» **What the exercise asks**
From the listing below, pick out each line with the word "Anusara".

» **Listing**
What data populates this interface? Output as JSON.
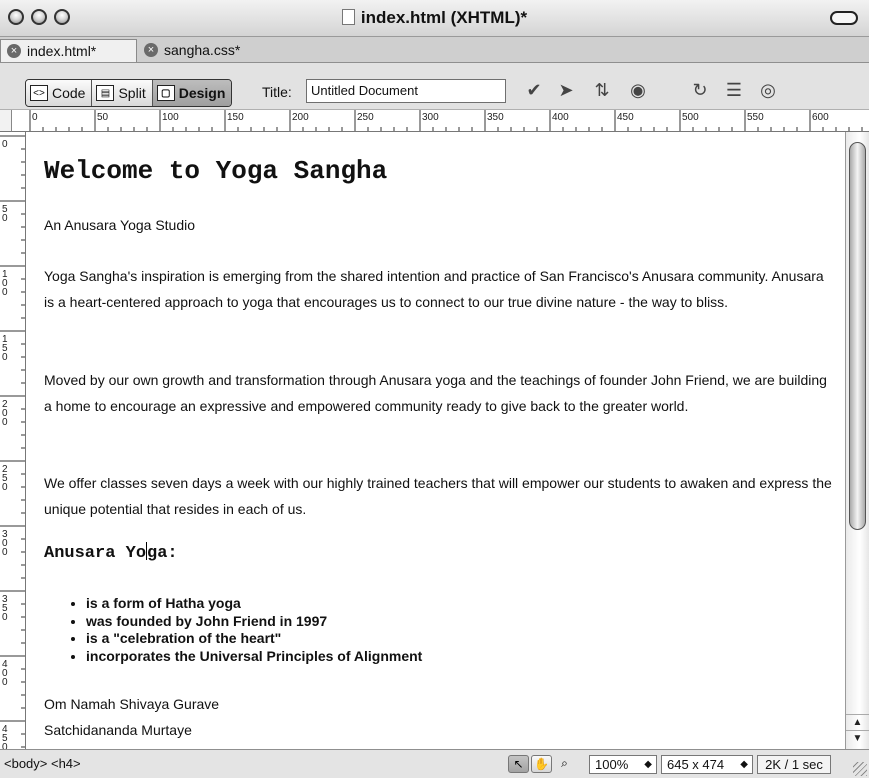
{
  "window": {
    "title": "index.html (XHTML)*"
  },
  "tabs": [
    {
      "label": "index.html*",
      "active": true
    },
    {
      "label": "sangha.css*",
      "active": false
    }
  ],
  "toolbar": {
    "code_label": "Code",
    "split_label": "Split",
    "design_label": "Design",
    "title_label": "Title:",
    "title_value": "Untitled Document"
  },
  "rulers": {
    "horizontal": [
      "0",
      "50",
      "100",
      "150",
      "200",
      "250",
      "300",
      "350",
      "400",
      "450",
      "500",
      "550",
      "600"
    ],
    "vertical": [
      "0",
      "50",
      "100",
      "150",
      "200",
      "250",
      "300",
      "350",
      "400",
      "450"
    ]
  },
  "document": {
    "heading": "Welcome to Yoga Sangha",
    "subtitle": "An Anusara Yoga Studio",
    "para1": "Yoga Sangha's inspiration is emerging from the shared intention and practice of San Francisco's Anusara community. Anusara is a heart-centered approach to yoga that encourages us to connect to our true divine nature - the way to bliss.",
    "para2": "Moved by our own growth and transformation through Anusara yoga and the teachings of founder John Friend, we are building a home to encourage an expressive and empowered community ready to give back to the greater world.",
    "para3": "We offer classes seven days a week with our highly trained teachers that will empower our students to awaken and express the unique potential that resides in each of us.",
    "subheading_a": "Anusara Yo",
    "subheading_b": "ga:",
    "bullets": [
      "is a form of Hatha yoga",
      "was founded by John Friend in 1997",
      "is a \"celebration of the heart\"",
      "incorporates the Universal Principles of Alignment"
    ],
    "closing1": "Om Namah Shivaya Gurave",
    "closing2": "Satchidananda Murtaye"
  },
  "statusbar": {
    "tag_selector": "<body> <h4>",
    "zoom": "100%",
    "window_size": "645 x 474",
    "download": "2K / 1 sec"
  }
}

» **Written solution**
    "subtitle": "An Anusara Yoga Studio",
    "para1": "Yoga Sangha's inspiration is emerging from the shared intention and practice of San Francisco's Anusara community. Anusara is a heart-centered approach to yoga that encourages us to connect to our true divine nature - the way to bliss.",
    "para2": "Moved by our own growth and transformation through Anusara yoga and the teachings of founder John Friend, we are building a home to encourage an expressive and empowered community ready to give back to the greater world.",
    "subheading_a": "Anusara Yo",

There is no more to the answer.